Extract every line that contains the string "samples".

::::

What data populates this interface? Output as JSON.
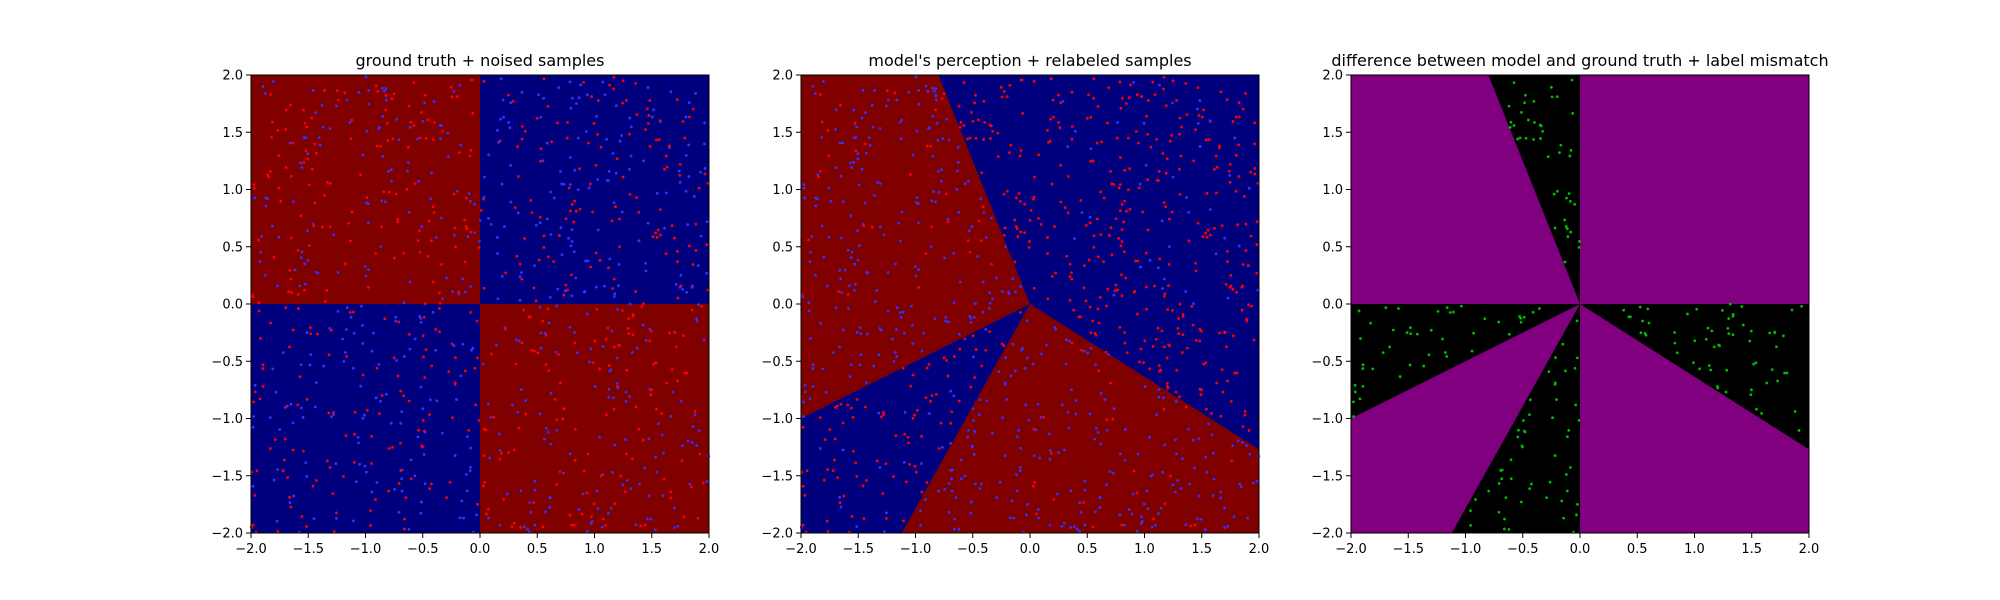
{
  "figure": {
    "colors": {
      "class_a": "#800000",
      "class_b": "#00007f",
      "agree": "#800080",
      "disagree": "#000000",
      "sample_red": "#ff0000",
      "sample_blue": "#3333ff",
      "sample_green": "#00bb00"
    }
  },
  "chart_data": [
    {
      "type": "scatter",
      "title": "ground truth + noised samples",
      "xlim": [
        -2.0,
        2.0
      ],
      "ylim": [
        -2.0,
        2.0
      ],
      "xticks": [
        "−2.0",
        "−1.5",
        "−1.0",
        "−0.5",
        "0.0",
        "0.5",
        "1.0",
        "1.5",
        "2.0"
      ],
      "yticks": [
        "−2.0",
        "−1.5",
        "−1.0",
        "−0.5",
        "0.0",
        "0.5",
        "1.0",
        "1.5",
        "2.0"
      ],
      "grid": false,
      "background_regions": [
        {
          "x": [
            -2.0,
            0.0
          ],
          "y": [
            0.0,
            2.0
          ],
          "color": "#800000"
        },
        {
          "x": [
            0.0,
            2.0
          ],
          "y": [
            -2.0,
            0.0
          ],
          "color": "#800000"
        },
        {
          "x": [
            0.0,
            2.0
          ],
          "y": [
            0.0,
            2.0
          ],
          "color": "#00007f"
        },
        {
          "x": [
            -2.0,
            0.0
          ],
          "y": [
            -2.0,
            0.0
          ],
          "color": "#00007f"
        }
      ],
      "points": "uniform random samples on [-2,2]x[-2,2], red and blue markers",
      "point_count": 1000
    },
    {
      "type": "scatter",
      "title": "model's perception + relabeled samples",
      "xlim": [
        -2.0,
        2.0
      ],
      "ylim": [
        -2.0,
        2.0
      ],
      "xticks": [
        "−2.0",
        "−1.5",
        "−1.0",
        "−0.5",
        "0.0",
        "0.5",
        "1.0",
        "1.5",
        "2.0"
      ],
      "yticks": [
        "−2.0",
        "−1.5",
        "−1.0",
        "−0.5",
        "0.0",
        "0.5",
        "1.0",
        "1.5",
        "2.0"
      ],
      "grid": false,
      "decision_boundaries": [
        {
          "from": [
            0.0,
            0.0
          ],
          "to": [
            -0.8,
            2.0
          ]
        },
        {
          "from": [
            0.0,
            0.0
          ],
          "to": [
            2.0,
            -1.27
          ]
        },
        {
          "from": [
            0.0,
            0.0
          ],
          "to": [
            -1.12,
            -2.0
          ]
        },
        {
          "from": [
            0.0,
            0.0
          ],
          "to": [
            -2.0,
            -1.0
          ]
        }
      ],
      "point_count": 1000
    },
    {
      "type": "scatter",
      "title": "difference between model and ground truth + label mismatch",
      "xlim": [
        -2.0,
        2.0
      ],
      "ylim": [
        -2.0,
        2.0
      ],
      "xticks": [
        "−2.0",
        "−1.5",
        "−1.0",
        "−0.5",
        "0.0",
        "0.5",
        "1.0",
        "1.5",
        "2.0"
      ],
      "yticks": [
        "−2.0",
        "−1.5",
        "−1.0",
        "−0.5",
        "0.0",
        "0.5",
        "1.0",
        "1.5",
        "2.0"
      ],
      "grid": false,
      "mismatch_points": "green markers inside black (disagreement) wedges",
      "point_count": 300
    }
  ]
}
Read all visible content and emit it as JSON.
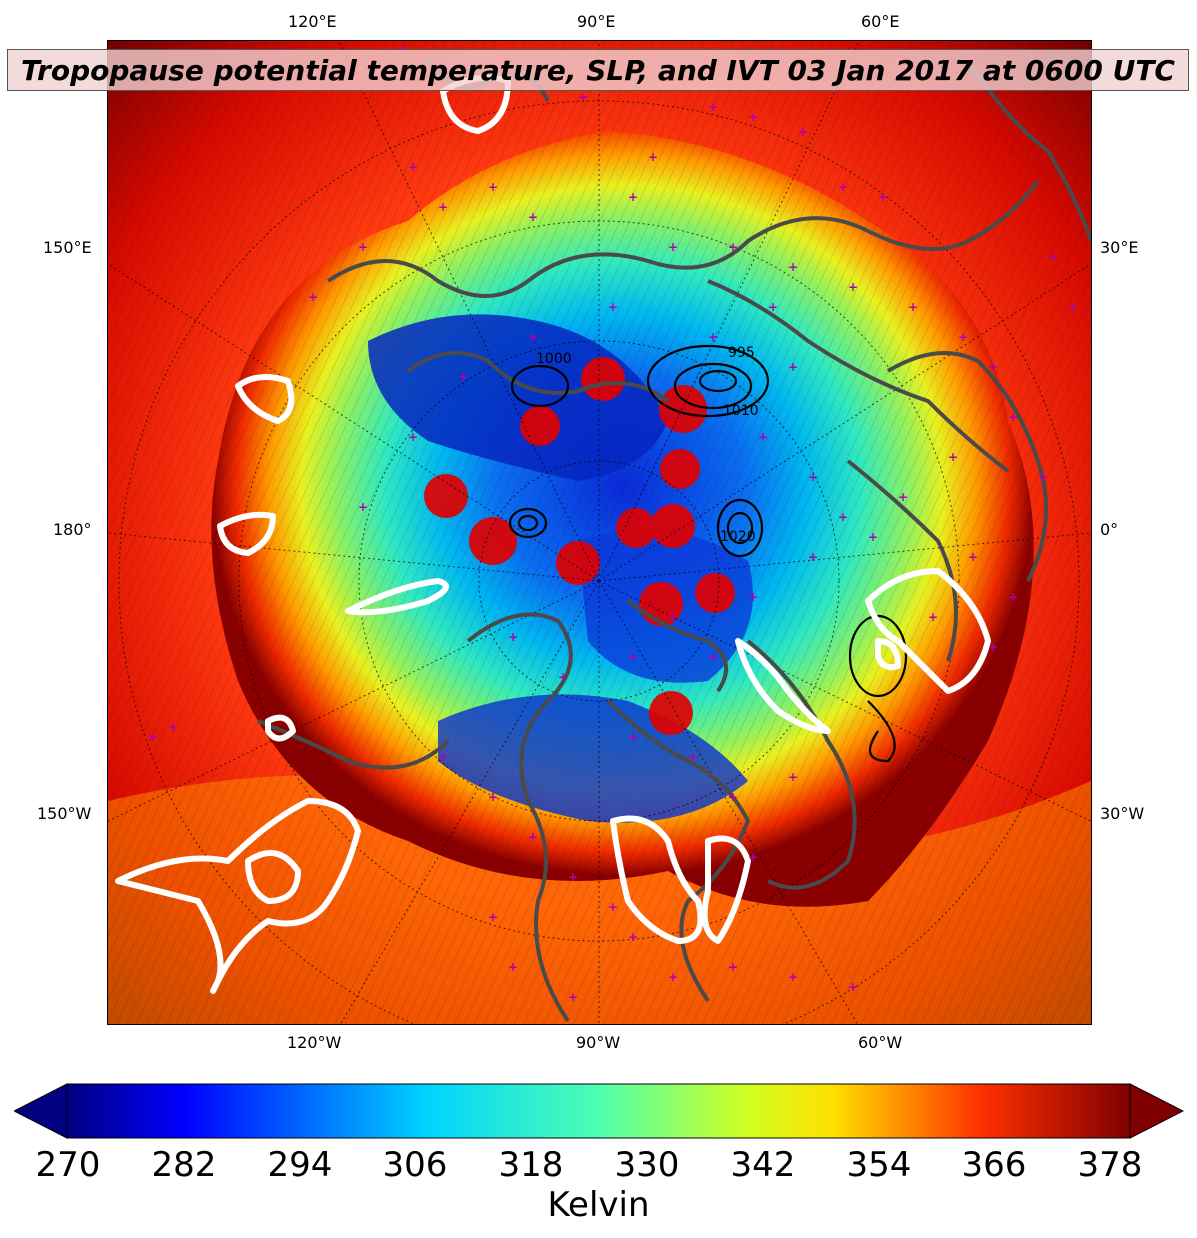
{
  "title": "Tropopause potential temperature, SLP, and IVT 03 Jan 2017 at 0600 UTC",
  "lon_labels": {
    "top": [
      "120°E",
      "90°E",
      "60°E"
    ],
    "bottom": [
      "120°W",
      "90°W",
      "60°W"
    ],
    "left": [
      "150°E",
      "180°",
      "150°W"
    ],
    "right": [
      "30°E",
      "0°",
      "30°W"
    ]
  },
  "slp_contour_labels": [
    "1000",
    "995",
    "1010",
    "1020"
  ],
  "colorbar": {
    "label": "Kelvin",
    "ticks": [
      "270",
      "282",
      "294",
      "306",
      "318",
      "330",
      "342",
      "354",
      "366",
      "378"
    ],
    "min": 270,
    "max": 381,
    "colormap": "jet"
  },
  "colors": {
    "ivt_contour": "#ffffff",
    "coastline": "#4a4a4a",
    "station_marker": "#b000b0",
    "cold_lobe": "#e00000"
  }
}
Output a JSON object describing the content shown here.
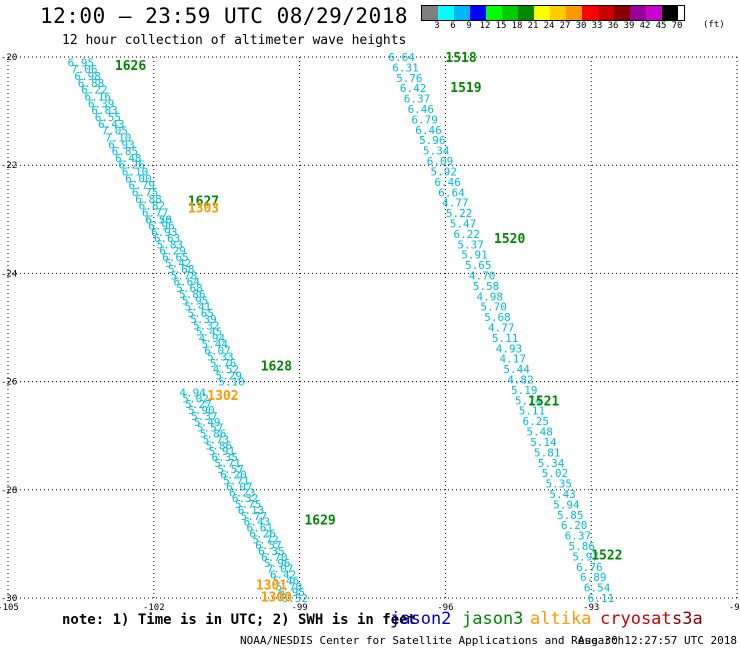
{
  "header": {
    "title": "12:00 – 23:59 UTC 08/29/2018",
    "subtitle": "12 hour collection of altimeter wave heights"
  },
  "color_scale": {
    "colors": [
      "#7f7f7f",
      "#00ffff",
      "#00b7ff",
      "#0000ff",
      "#00ff00",
      "#00cc00",
      "#008800",
      "#ffff00",
      "#ffcc00",
      "#ff9900",
      "#ff0000",
      "#cc0000",
      "#880000",
      "#990099",
      "#cc00cc",
      "#000000"
    ],
    "labels": [
      "3",
      "6",
      "9",
      "12",
      "15",
      "18",
      "21",
      "24",
      "27",
      "30",
      "33",
      "36",
      "39",
      "42",
      "45",
      "70"
    ],
    "unit": "(ft)"
  },
  "axes": {
    "lon_ticks": [
      -105,
      -102,
      -99,
      -96,
      -93,
      -90
    ],
    "lat_ticks": [
      -20,
      -22,
      -24,
      -26,
      -28,
      -30
    ],
    "lon_labels": [
      "-105",
      "-102",
      "-99",
      "-96",
      "-93",
      "-90"
    ],
    "lat_labels": [
      "-20",
      "-22",
      "-24",
      "-26",
      "-28",
      "-30"
    ],
    "lon_range": [
      -105,
      -90
    ],
    "lat_range": [
      -30,
      -20
    ]
  },
  "swh_color": "#00bbdd",
  "satellites": {
    "jason3_color": "#008800",
    "altika_color": "#ff9900"
  },
  "tracks": [
    {
      "sat": "jason3",
      "start": [
        -103.5,
        -20.1
      ],
      "end": [
        -101.9,
        -23.0
      ],
      "values": [
        "6.95",
        "7.06",
        "6.98",
        "6.88",
        "6.22",
        "6.16",
        "6.39",
        "6.83",
        "6.55",
        "6.43",
        "7.05",
        "7.10",
        "6.93",
        "6.85",
        "6.48",
        "6.26",
        "6.10",
        "6.00",
        "6.79",
        "6.75",
        "6.88",
        "6.82",
        "6.77",
        "6.76"
      ]
    },
    {
      "sat": "jason3",
      "start": [
        -101.9,
        -23.0
      ],
      "end": [
        -100.4,
        -26.0
      ],
      "values": [
        "6.50",
        "6.96",
        "6.93",
        "6.63",
        "5.83",
        "6.29",
        "6.65",
        "5.42",
        "5.68",
        "5.78",
        "6.64",
        "5.68",
        "5.86",
        "5.95",
        "5.41",
        "5.65",
        "5.39",
        "5.32",
        "5.45",
        "4.94",
        "5.44",
        "6.07",
        "5.33",
        "5.76",
        "4.52",
        "5.29",
        "5.10"
      ]
    },
    {
      "sat": "jason3",
      "start": [
        -101.2,
        -26.2
      ],
      "end": [
        -99.1,
        -30.0
      ],
      "values": [
        "4.94",
        "5.02",
        "5.27",
        "5.90",
        "5.37",
        "5.49",
        "5.57",
        "5.86",
        "5.73",
        "5.86",
        "5.91",
        "6.35",
        "5.71",
        "5.57",
        "6.20",
        "5.71",
        "6.07",
        "6.23",
        "6.32",
        "5.75",
        "6.13",
        "5.77",
        "6.43",
        "6.61",
        "6.26",
        "5.72",
        "6.57",
        "6.35",
        "6.70",
        "5.96",
        "7.07",
        "6.42",
        "5.46",
        "5.70",
        "6.95",
        "6.52"
      ]
    },
    {
      "sat": "jason3",
      "start": [
        -96.9,
        -20.0
      ],
      "end": [
        -92.8,
        -30.0
      ],
      "values": [
        "6.64",
        "6.31",
        "5.76",
        "6.42",
        "6.37",
        "6.46",
        "6.79",
        "6.46",
        "5.96",
        "5.34",
        "6.09",
        "5.92",
        "6.46",
        "6.64",
        "4.77",
        "5.22",
        "5.47",
        "6.22",
        "5.37",
        "5.91",
        "5.65",
        "4.70",
        "5.58",
        "4.98",
        "5.70",
        "5.68",
        "4.77",
        "5.11",
        "4.93",
        "4.17",
        "5.44",
        "4.82",
        "5.19",
        "5.74",
        "5.11",
        "6.25",
        "5.48",
        "5.14",
        "5.81",
        "5.34",
        "5.02",
        "5.35",
        "5.43",
        "5.94",
        "5.85",
        "6.20",
        "6.37",
        "5.86",
        "5.97",
        "6.76",
        "6.89",
        "6.54",
        "6.11"
      ]
    }
  ],
  "pass_labels": [
    {
      "text": "1626",
      "sat": "jason3",
      "lon": -102.8,
      "lat": -20.15
    },
    {
      "text": "1627",
      "sat": "jason3",
      "lon": -101.3,
      "lat": -22.65
    },
    {
      "text": "1303",
      "sat": "altika",
      "lon": -101.3,
      "lat": -22.78
    },
    {
      "text": "1628",
      "sat": "jason3",
      "lon": -99.8,
      "lat": -25.7
    },
    {
      "text": "1302",
      "sat": "altika",
      "lon": -100.9,
      "lat": -26.25
    },
    {
      "text": "1629",
      "sat": "jason3",
      "lon": -98.9,
      "lat": -28.55
    },
    {
      "text": "1301",
      "sat": "altika",
      "lon": -99.9,
      "lat": -29.75
    },
    {
      "text": "1300",
      "sat": "altika",
      "lon": -99.8,
      "lat": -29.97
    },
    {
      "text": "1518",
      "sat": "jason3",
      "lon": -96.0,
      "lat": -20.0
    },
    {
      "text": "1519",
      "sat": "jason3",
      "lon": -95.9,
      "lat": -20.55
    },
    {
      "text": "1520",
      "sat": "jason3",
      "lon": -95.0,
      "lat": -23.35
    },
    {
      "text": "1521",
      "sat": "jason3",
      "lon": -94.3,
      "lat": -26.35
    },
    {
      "text": "1522",
      "sat": "jason3",
      "lon": -93.0,
      "lat": -29.2
    }
  ],
  "footer": {
    "note": "note: 1) Time is in UTC; 2) SWH is in feet",
    "legend": [
      {
        "label": "jason2",
        "color": "#0000cc"
      },
      {
        "label": "jason3",
        "color": "#008800"
      },
      {
        "label": "altika",
        "color": "#ff9900"
      },
      {
        "label": "cryosat",
        "color": "#cc0000"
      },
      {
        "label": "s3a",
        "color": "#880000"
      }
    ],
    "credit": "NOAA/NESDIS Center for Satellite Applications and Research",
    "timestamp": "Aug 30 12:27:57 UTC 2018"
  }
}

::::

▸ ANSWER BELOW:
      "title": "ground truth + noised samples",
      "points": "uniform random samples on [-2,2]x[-2,2], red and blue markers",
      "title": "model's perception + relabeled samples",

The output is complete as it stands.